----- Information provided -----

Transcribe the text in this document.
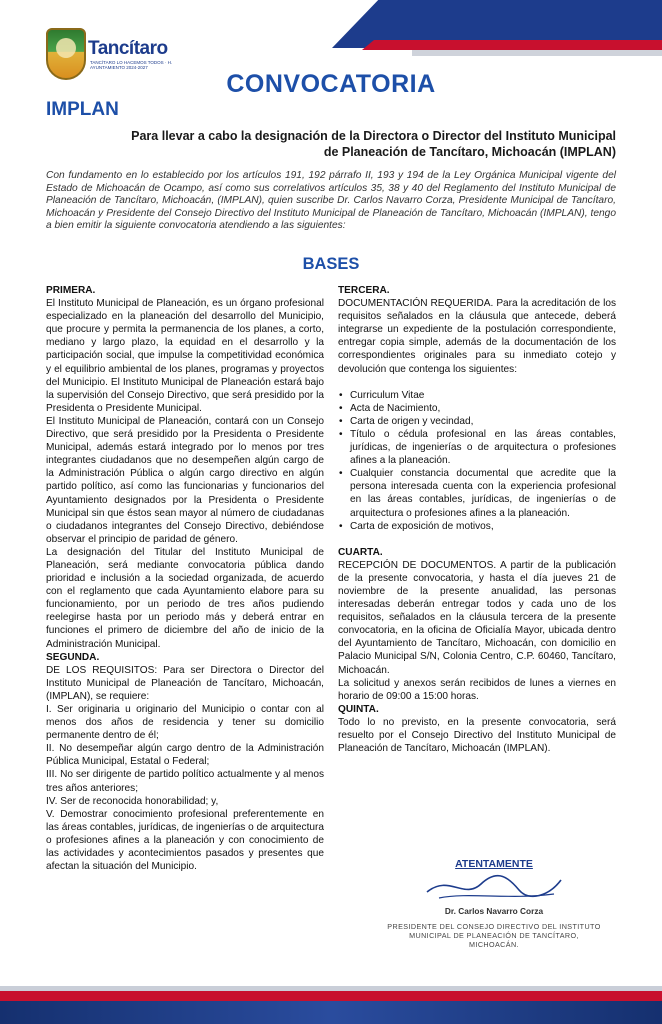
Tancítaro
TANCÍTARO LO HACEMOS TODOS · H. AYUNTAMIENTO 2024-2027
CONVOCATORIA
IMPLAN
Para llevar a cabo la designación de la Directora o Director del Instituto Municipal
de Planeación de Tancítaro, Michoacán (IMPLAN)
Con fundamento en lo establecido por los artículos 191, 192 párrafo II, 193 y 194 de la Ley Orgánica Municipal vigente del Estado de Michoacán de Ocampo, así como sus correlativos artículos 35, 38 y 40 del Reglamento del Instituto Municipal de Planeación de Tancítaro, Michoacán, (IMPLAN), quien suscribe Dr. Carlos Navarro Corza, Presidente Municipal de Tancítaro, Michoacán y Presidente del Consejo Directivo del Instituto Municipal de Planeación de Tancítaro, Michoacán (IMPLAN), tengo a bien emitir la siguiente convocatoria atendiendo a las siguientes:
BASES

PRIMERA.

El Instituto Municipal de Planeación, es un órgano profesional especializado en la planeación del desarrollo del Municipio, que procure y permita la permanencia de los planes, a corto, mediano y largo plazo, la equidad en el desarrollo y la participación social, que impulse la competitividad económica y el equilibrio ambiental de los planes, programas y proyectos del Municipio. El Instituto Municipal de Planeación estará bajo la supervisión del Consejo Directivo, que será presidido por la Presidenta o Presidente Municipal.

El Instituto Municipal de Planeación, contará con un Consejo Directivo, que será presidido por la Presidenta o Presidente Municipal, además estará integrado por lo menos por tres integrantes ciudadanos que no desempeñen algún cargo de la Administración Pública o algún cargo directivo en algún partido político, así como las funcionarias y funcionarios del Ayuntamiento designados por la Presidenta o Presidente Municipal sin que éstos sean mayor al número de ciudadanas o ciudadanos integrantes del Consejo Directivo, debiéndose observar el principio de paridad de género.

La designación del Titular del Instituto Municipal de Planeación, será mediante convocatoria pública dando prioridad e inclusión a la sociedad organizada, de acuerdo con el reglamento que cada Ayuntamiento elabore para su funcionamiento, por un periodo de tres años pudiendo reelegirse hasta por un periodo más y deberá entrar en funciones el primero de diciembre del año de inicio de la Administración Municipal.

SEGUNDA.

DE LOS REQUISITOS: Para ser Directora o Director del Instituto Municipal de Planeación de Tancítaro, Michoacán, (IMPLAN), se requiere:

I. Ser originaria u originario del Municipio o contar con al menos dos años de residencia y tener su domicilio permanente dentro de él;

II. No desempeñar algún cargo dentro de la Administración Pública Municipal, Estatal o Federal;

III. No ser dirigente de partido político actualmente y al menos tres años anteriores;

IV. Ser de reconocida honorabilidad; y,

V. Demostrar conocimiento profesional preferentemente en las áreas contables, jurídicas, de ingenierías o de arquitectura o profesiones afines a la planeación y con conocimiento de las actividades y acontecimientos pasados y presentes que afectan la situación del Municipio.

TERCERA.

DOCUMENTACIÓN REQUERIDA. Para la acreditación de los requisitos señalados en la cláusula que antecede, deberá integrarse un expediente de la postulación correspondiente, entregar copia simple, además de la documentación de los correspondientes originales para su inmediato cotejo y devolución que contenga los siguientes:

• Curriculum Vitae
• Acta de Nacimiento,
• Carta de origen y vecindad,
• Título o cédula profesional en las áreas contables, jurídicas, de ingenierías o de arquitectura o profesiones afines a la planeación.
• Cualquier constancia documental que acredite que la persona interesada cuenta con la experiencia profesional en las áreas contables, jurídicas, de ingenierías o de arquitectura o profesiones afines a la planeación.
• Carta de exposición de motivos,

CUARTA.

RECEPCIÓN DE DOCUMENTOS. A partir de la publicación de la presente convocatoria, y hasta el día jueves 21 de noviembre de la presente anualidad, las personas interesadas deberán entregar todos y cada uno de los requisitos, señalados en la cláusula tercera de la presente convocatoria, en la oficina de Oficialía Mayor, ubicada dentro del Ayuntamiento de Tancítaro, Michoacán, con domicilio en Palacio Municipal S/N, Colonia Centro, C.P. 60460, Tancítaro, Michoacán.

La solicitud y anexos serán recibidos de lunes a viernes en horario de 09:00 a 15:00 horas.

QUINTA.

Todo lo no previsto, en la presente convocatoria, será resuelto por el Consejo Directivo del Instituto Municipal de Planeación de Tancítaro, Michoacán (IMPLAN).

ATENTAMENTE
Dr. Carlos Navarro Corza
PRESIDENTE DEL CONSEJO DIRECTIVO DEL INSTITUTO MUNICIPAL DE PLANEACIÓN DE TANCÍTARO, MICHOACÁN.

-----

_What you are asked to do_
Please transcribe the material above exactly as written. Leave the pictures out.

_Final result_
Transcribe the text in this document.
Tancítaro
TANCÍTARO LO HACEMOS TODOS · H. AYUNTAMIENTO 2024-2027
CONVOCATORIA
IMPLAN
Para llevar a cabo la designación de la Directora o Director del Instituto Municipal
de Planeación de Tancítaro, Michoacán (IMPLAN)
Con fundamento en lo establecido por los artículos 191, 192 párrafo II, 193 y 194 de la Ley Orgánica Municipal vigente del Estado de Michoacán de Ocampo, así como sus correlativos artículos 35, 38 y 40 del Reglamento del Instituto Municipal de Planeación de Tancítaro, Michoacán, (IMPLAN), quien suscribe Dr. Carlos Navarro Corza, Presidente Municipal de Tancítaro, Michoacán y Presidente del Consejo Directivo del Instituto Municipal de Planeación de Tancítaro, Michoacán (IMPLAN), tengo a bien emitir la siguiente convocatoria atendiendo a las siguientes:
BASES

PRIMERA.

El Instituto Municipal de Planeación, es un órgano profesional especializado en la planeación del desarrollo del Municipio, que procure y permita la permanencia de los planes, a corto, mediano y largo plazo, la equidad en el desarrollo y la participación social, que impulse la competitividad económica y el equilibrio ambiental de los planes, programas y proyectos del Municipio. El Instituto Municipal de Planeación estará bajo la supervisión del Consejo Directivo, que será presidido por la Presidenta o Presidente Municipal.

El Instituto Municipal de Planeación, contará con un Consejo Directivo, que será presidido por la Presidenta o Presidente Municipal, además estará integrado por lo menos por tres integrantes ciudadanos que no desempeñen algún cargo de la Administración Pública o algún cargo directivo en algún partido político, así como las funcionarias y funcionarios del Ayuntamiento designados por la Presidenta o Presidente Municipal sin que éstos sean mayor al número de ciudadanas o ciudadanos integrantes del Consejo Directivo, debiéndose observar el principio de paridad de género.

La designación del Titular del Instituto Municipal de Planeación, será mediante convocatoria pública dando prioridad e inclusión a la sociedad organizada, de acuerdo con el reglamento que cada Ayuntamiento elabore para su funcionamiento, por un periodo de tres años pudiendo reelegirse hasta por un periodo más y deberá entrar en funciones el primero de diciembre del año de inicio de la Administración Municipal.

SEGUNDA.

DE LOS REQUISITOS: Para ser Directora o Director del Instituto Municipal de Planeación de Tancítaro, Michoacán, (IMPLAN), se requiere:

I. Ser originaria u originario del Municipio o contar con al menos dos años de residencia y tener su domicilio permanente dentro de él;

II. No desempeñar algún cargo dentro de la Administración Pública Municipal, Estatal o Federal;

III. No ser dirigente de partido político actualmente y al menos tres años anteriores;

IV. Ser de reconocida honorabilidad; y,

V. Demostrar conocimiento profesional preferentemente en las áreas contables, jurídicas, de ingenierías o de arquitectura o profesiones afines a la planeación y con conocimiento de las actividades y acontecimientos pasados y presentes que afectan la situación del Municipio.

TERCERA.

DOCUMENTACIÓN REQUERIDA. Para la acreditación de los requisitos señalados en la cláusula que antecede, deberá integrarse un expediente de la postulación correspondiente, entregar copia simple, además de la documentación de los correspondientes originales para su inmediato cotejo y devolución que contenga los siguientes:

• Curriculum Vitae
• Acta de Nacimiento,
• Carta de origen y vecindad,
• Título o cédula profesional en las áreas contables, jurídicas, de ingenierías o de arquitectura o profesiones afines a la planeación.
• Cualquier constancia documental que acredite que la persona interesada cuenta con la experiencia profesional en las áreas contables, jurídicas, de ingenierías o de arquitectura o profesiones afines a la planeación.
• Carta de exposición de motivos,

CUARTA.

RECEPCIÓN DE DOCUMENTOS. A partir de la publicación de la presente convocatoria, y hasta el día jueves 21 de noviembre de la presente anualidad, las personas interesadas deberán entregar todos y cada uno de los requisitos, señalados en la cláusula tercera de la presente convocatoria, en la oficina de Oficialía Mayor, ubicada dentro del Ayuntamiento de Tancítaro, Michoacán, con domicilio en Palacio Municipal S/N, Colonia Centro, C.P. 60460, Tancítaro, Michoacán.

La solicitud y anexos serán recibidos de lunes a viernes en horario de 09:00 a 15:00 horas.

QUINTA.

Todo lo no previsto, en la presente convocatoria, será resuelto por el Consejo Directivo del Instituto Municipal de Planeación de Tancítaro, Michoacán (IMPLAN).

ATENTAMENTE
Dr. Carlos Navarro Corza
PRESIDENTE DEL CONSEJO DIRECTIVO DEL INSTITUTO MUNICIPAL DE PLANEACIÓN DE TANCÍTARO, MICHOACÁN.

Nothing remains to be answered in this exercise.